EXTRACTED MATERIAL:
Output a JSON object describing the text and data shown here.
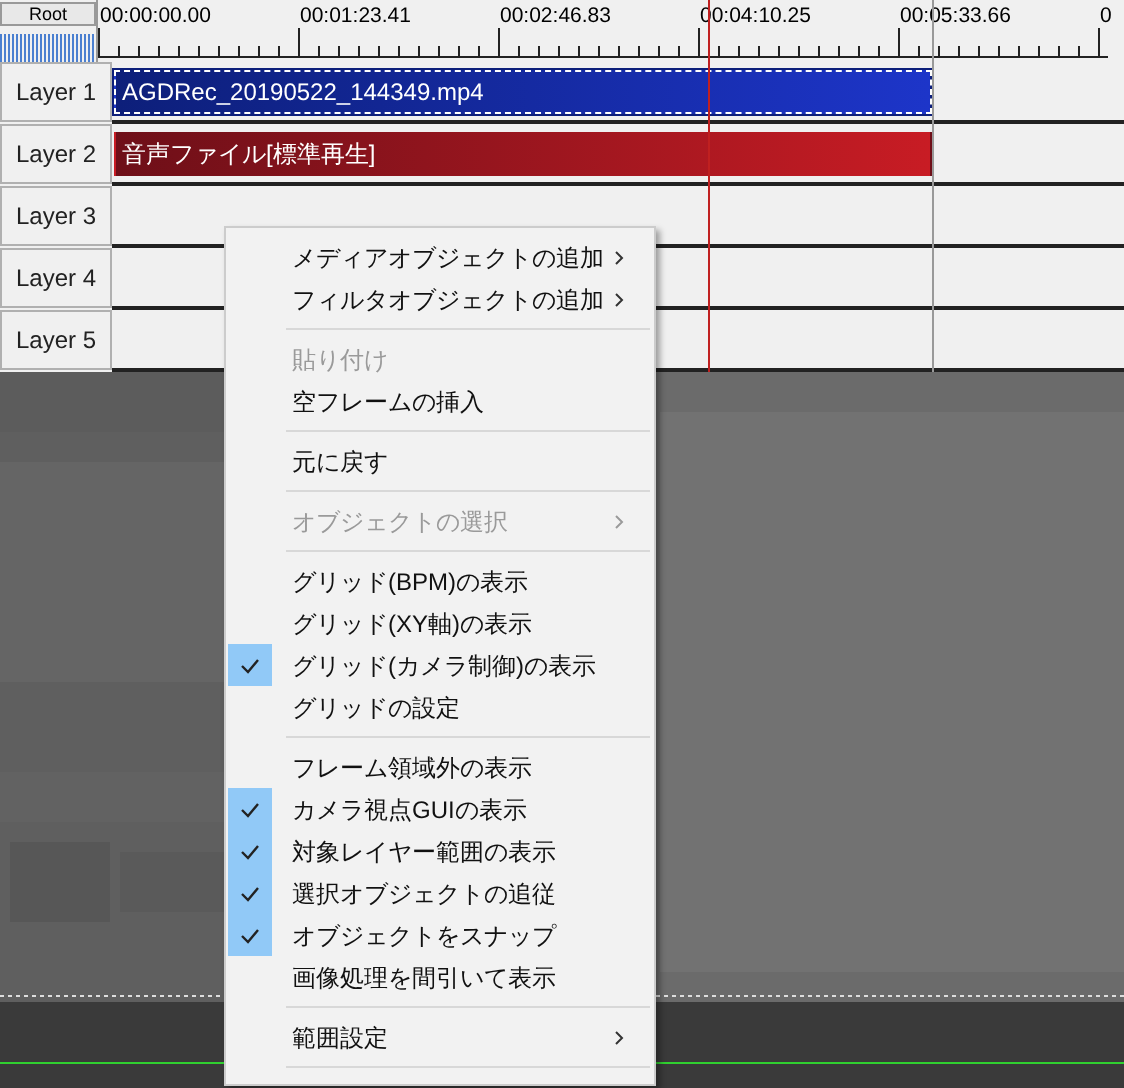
{
  "root_button": "Root",
  "ruler": {
    "ticks": [
      "00:00:00.00",
      "00:01:23.41",
      "00:02:46.83",
      "00:04:10.25",
      "00:05:33.66",
      "0"
    ]
  },
  "layers": [
    {
      "name": "Layer 1",
      "clip": {
        "kind": "video",
        "label": "AGDRec_20190522_144349.mp4",
        "selected": true
      }
    },
    {
      "name": "Layer 2",
      "clip": {
        "kind": "audio",
        "label": "音声ファイル[標準再生]",
        "selected": false
      }
    },
    {
      "name": "Layer 3"
    },
    {
      "name": "Layer 4"
    },
    {
      "name": "Layer 5"
    }
  ],
  "context_menu": [
    {
      "kind": "item",
      "label": "メディアオブジェクトの追加",
      "submenu": true,
      "disabled": false,
      "checked": false
    },
    {
      "kind": "item",
      "label": "フィルタオブジェクトの追加",
      "submenu": true,
      "disabled": false,
      "checked": false
    },
    {
      "kind": "separator"
    },
    {
      "kind": "item",
      "label": "貼り付け",
      "submenu": false,
      "disabled": true,
      "checked": false
    },
    {
      "kind": "item",
      "label": "空フレームの挿入",
      "submenu": false,
      "disabled": false,
      "checked": false
    },
    {
      "kind": "separator"
    },
    {
      "kind": "item",
      "label": "元に戻す",
      "submenu": false,
      "disabled": false,
      "checked": false
    },
    {
      "kind": "separator"
    },
    {
      "kind": "item",
      "label": "オブジェクトの選択",
      "submenu": true,
      "disabled": true,
      "checked": false
    },
    {
      "kind": "separator"
    },
    {
      "kind": "item",
      "label": "グリッド(BPM)の表示",
      "submenu": false,
      "disabled": false,
      "checked": false
    },
    {
      "kind": "item",
      "label": "グリッド(XY軸)の表示",
      "submenu": false,
      "disabled": false,
      "checked": false
    },
    {
      "kind": "item",
      "label": "グリッド(カメラ制御)の表示",
      "submenu": false,
      "disabled": false,
      "checked": true
    },
    {
      "kind": "item",
      "label": "グリッドの設定",
      "submenu": false,
      "disabled": false,
      "checked": false
    },
    {
      "kind": "separator"
    },
    {
      "kind": "item",
      "label": "フレーム領域外の表示",
      "submenu": false,
      "disabled": false,
      "checked": false
    },
    {
      "kind": "item",
      "label": "カメラ視点GUIの表示",
      "submenu": false,
      "disabled": false,
      "checked": true
    },
    {
      "kind": "item",
      "label": "対象レイヤー範囲の表示",
      "submenu": false,
      "disabled": false,
      "checked": true
    },
    {
      "kind": "item",
      "label": "選択オブジェクトの追従",
      "submenu": false,
      "disabled": false,
      "checked": true
    },
    {
      "kind": "item",
      "label": "オブジェクトをスナップ",
      "submenu": false,
      "disabled": false,
      "checked": true
    },
    {
      "kind": "item",
      "label": "画像処理を間引いて表示",
      "submenu": false,
      "disabled": false,
      "checked": false
    },
    {
      "kind": "separator"
    },
    {
      "kind": "item",
      "label": "範囲設定",
      "submenu": true,
      "disabled": false,
      "checked": false
    },
    {
      "kind": "separator"
    }
  ]
}
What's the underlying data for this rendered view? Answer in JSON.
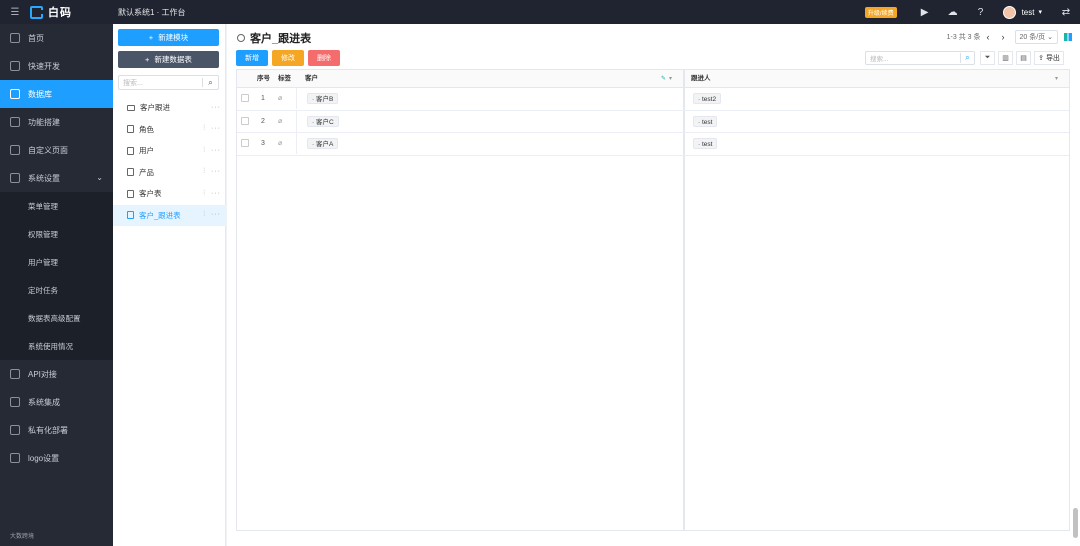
{
  "topbar": {
    "logo_text": "白码",
    "system_title": "默认系统1 · 工作台",
    "upgrade_label": "升级/续费",
    "username": "test"
  },
  "sidebar": {
    "items": [
      {
        "label": "首页",
        "icon": "home-icon"
      },
      {
        "label": "快速开发",
        "icon": "cube-icon"
      },
      {
        "label": "数据库",
        "icon": "database-icon",
        "active": true
      },
      {
        "label": "功能搭建",
        "icon": "tools-icon"
      },
      {
        "label": "自定义页面",
        "icon": "page-icon"
      },
      {
        "label": "系统设置",
        "icon": "monitor-icon"
      }
    ],
    "sub_items": [
      "菜单管理",
      "权限管理",
      "用户管理",
      "定时任务",
      "数据表高级配置",
      "系统使用情况"
    ],
    "items_after": [
      {
        "label": "API对接",
        "icon": "api-icon"
      },
      {
        "label": "系统集成",
        "icon": "integration-icon"
      },
      {
        "label": "私有化部署",
        "icon": "server-icon"
      },
      {
        "label": "logo设置",
        "icon": "image-icon"
      }
    ],
    "watermark": "大数跨境"
  },
  "tree": {
    "new_module_label": "新建模块",
    "new_table_label": "新建数据表",
    "search_placeholder": "搜索...",
    "items": [
      {
        "label": "客户跟进",
        "type": "folder"
      },
      {
        "label": "角色",
        "type": "table"
      },
      {
        "label": "用户",
        "type": "table"
      },
      {
        "label": "产品",
        "type": "table"
      },
      {
        "label": "客户表",
        "type": "table"
      },
      {
        "label": "客户_跟进表",
        "type": "table",
        "active": true
      }
    ]
  },
  "main": {
    "title": "客户_跟进表",
    "pager": {
      "range": "1-3",
      "total_label": "共 3 条",
      "per_page": "20 条/页"
    },
    "actions": {
      "add": "新增",
      "edit": "修改",
      "delete": "删除"
    },
    "search_placeholder": "搜索...",
    "export_label": "导出",
    "columns": {
      "seq": "序号",
      "tag": "标签",
      "customer": "客户",
      "follower": "跟进人"
    },
    "rows": [
      {
        "seq": "1",
        "customer": "客户B",
        "follower": "test2"
      },
      {
        "seq": "2",
        "customer": "客户C",
        "follower": "test"
      },
      {
        "seq": "3",
        "customer": "客户A",
        "follower": "test"
      }
    ]
  }
}
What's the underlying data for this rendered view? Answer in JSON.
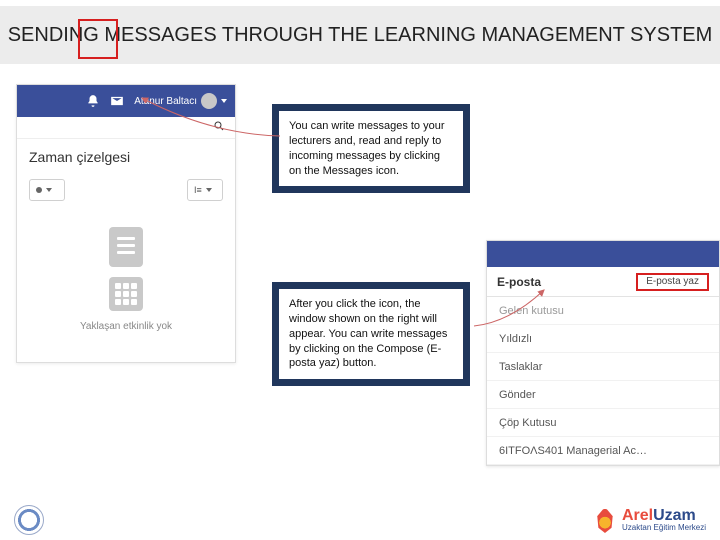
{
  "title": "SENDING MESSAGES THROUGH THE LEARNING MANAGEMENT SYSTEM",
  "lms": {
    "user_name": "Atanur Baltacı",
    "timeline_heading": "Zaman çizelgesi",
    "empty_text": "Yaklaşan etkinlik yok"
  },
  "callouts": {
    "box1": "You can write messages to your lecturers and, read and reply to incoming messages by clicking on the Messages icon.",
    "box2": "After you click the icon, the window shown on the right will appear. You can write messages by clicking on the Compose (E-posta yaz) button."
  },
  "email": {
    "title": "E-posta",
    "compose_label": "E-posta yaz",
    "items": [
      "Gelen kutusu",
      "Yıldızlı",
      "Taslaklar",
      "Gönder",
      "Çöp Kutusu",
      "6ITFOΛS401 Managerial Ac…"
    ]
  },
  "footer": {
    "brand_prefix": "Arel",
    "brand_suffix": "Uzam",
    "brand_sub": "Uzaktan Eğitim Merkezi"
  }
}
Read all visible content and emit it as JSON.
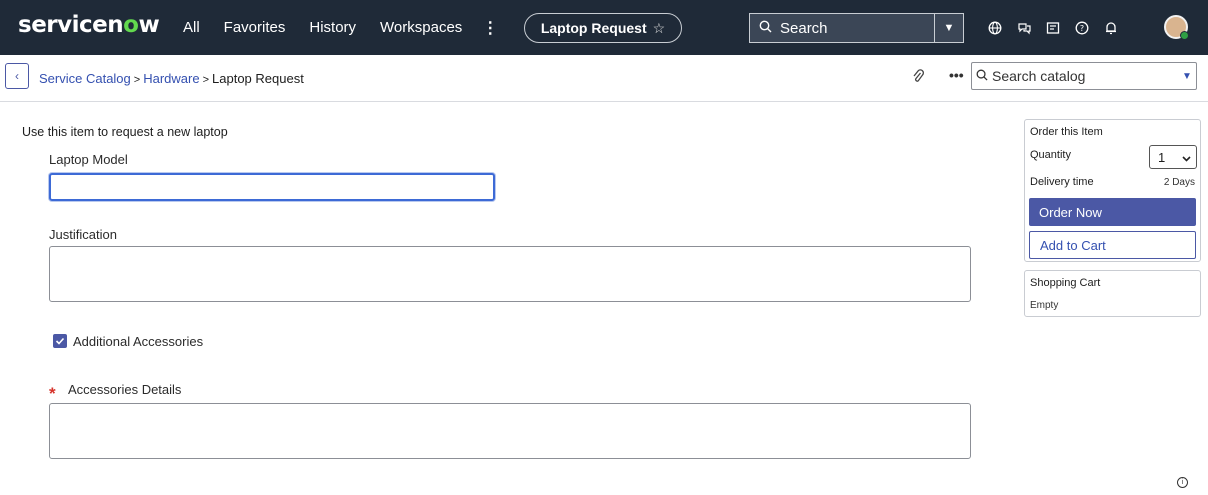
{
  "nav": {
    "logo_prefix": "servicen",
    "logo_o": "o",
    "logo_suffix": "w",
    "links": [
      "All",
      "Favorites",
      "History",
      "Workspaces"
    ],
    "more_icon": "⋮",
    "current_pill": "Laptop Request",
    "star_icon": "☆",
    "search_placeholder": "Search",
    "icons": [
      "globe-icon",
      "chat-icon",
      "inbox-icon",
      "help-icon",
      "bell-icon"
    ]
  },
  "subheader": {
    "back_icon": "‹",
    "breadcrumb": [
      "Service Catalog",
      "Hardware",
      "Laptop Request"
    ],
    "breadcrumb_sep": ">",
    "catalog_search_placeholder": "Search catalog"
  },
  "form": {
    "intro": "Use this item to request a new laptop",
    "laptop_model_label": "Laptop Model",
    "laptop_model_value": "",
    "justification_label": "Justification",
    "justification_value": "",
    "accessories_checkbox_label": "Additional Accessories",
    "accessories_checked": true,
    "required_marker": "*",
    "accessories_details_label": "Accessories Details",
    "accessories_details_value": ""
  },
  "order_panel": {
    "title": "Order this Item",
    "quantity_label": "Quantity",
    "quantity_value": "1",
    "delivery_label": "Delivery time",
    "delivery_value": "2 Days",
    "order_now": "Order Now",
    "add_to_cart": "Add to Cart"
  },
  "cart": {
    "title": "Shopping Cart",
    "status": "Empty"
  },
  "colors": {
    "nav_bg": "#1f2a38",
    "accent": "#4b58a5",
    "link": "#3450b0",
    "required": "#d6332b",
    "logo_green": "#62d84e"
  }
}
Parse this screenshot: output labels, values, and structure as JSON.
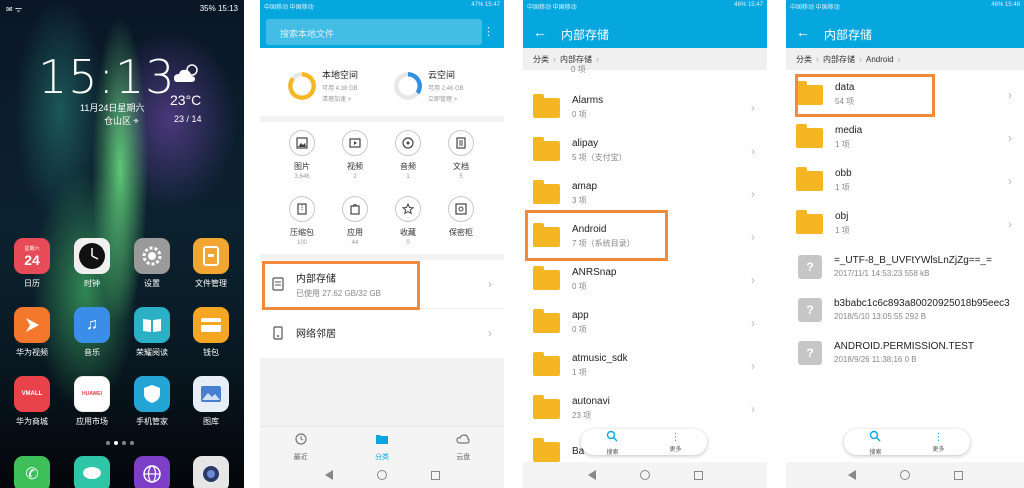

AIM OF THE TASK: Work out the number of lines above that include the string "follower" and write only that number.

FINAL RESULT: 4